• [DOCUMENT]:
***

Déjà, et non sans raison, on s’en émeut dans le Midi. Ce que j’ai vu et noté au cours de mes excursions n’est pas pour dissiper ces appréhensions. Les vignobles succèdent aux vignobles. Des pentes du Sahel, ils débordent sur la Mitidja ; de Staouéli à Rouïba, ils enserrent le golfe ; entre Alger et Oran ils se déroulent sur des milliers d’hectares, merveilleusement cultivés et entretenus, mieux qu’aucun de nos vignobles du Midi. On y chercherait vainement des herbes parasites et des sillons négligés. Le regard s’étend sur cet océan de vignes en plein rapport que prolongent au loin des champs nouvellement plantés.

Ici apparaît le labeur du colon, l’Algérie agricole que l’on ne fait qu’entrevoir à Alger, et dont l’hiverneur ne soupçonne guère l’existence et encore moins l’importance. On peut, en effet, passer des mois à Alger sans voir autre chose de l’œuvre de colonisation qu’une grande et belle cité, un centre administratif et militaire, un cadre attrayant à un tableau curieux, et aussi, ce qui ne tente que quelques utilitarians que préoccupent les questions pratiques, les rapides progrès d’une industrie maraîchère appelée à de grands développemens.

***

• [DONNÉES FOURNIES]:
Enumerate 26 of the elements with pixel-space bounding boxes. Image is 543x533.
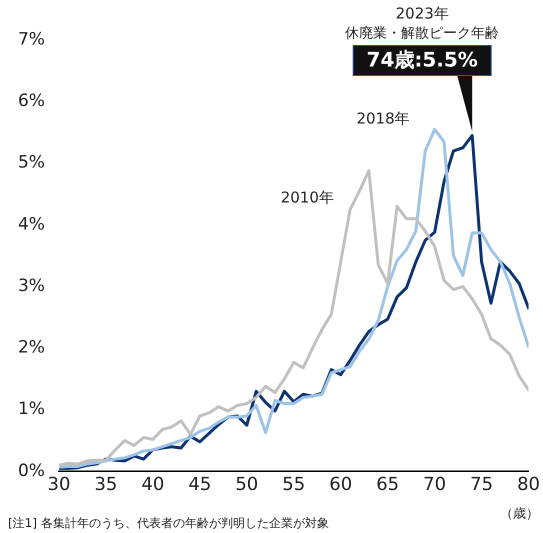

***

• [EXERCICES À FAIRE]:
**A.** Recopiez le passage du document, depuis «Déjà, et non» jusqu'à «champs nouvellement plantés.».
**B.** D'après le document, entre quelles villes les vignobles s'étendent-ils sur des milliers d'hectares ?
La liste est un matériau distinct du document.

• [RÉPONSES RÉDIGÉES]:
**A.**
Déjà, et non sans raison, on s’en émeut dans le Midi. Ce que j’ai vu et noté au cours de mes excursions n’est pas pour dissiper ces appréhensions. Les vignobles succèdent aux vignobles. Des pentes du Sahel, ils débordent sur la Mitidja ; de Staouéli à Rouïba, ils enserrent le golfe ; entre Alger et Oran ils se déroulent sur des milliers d’hectares, merveilleusement cultivés et entretenus, mieux qu’aucun de nos vignobles du Midi. On y chercherait vainement des herbes parasites et des sillons négligés. Le regard s’étend sur cet océan de vignes en plein rapport que prolongent au loin des champs nouvellement plantés.

**B.** Entre Alger et Oran.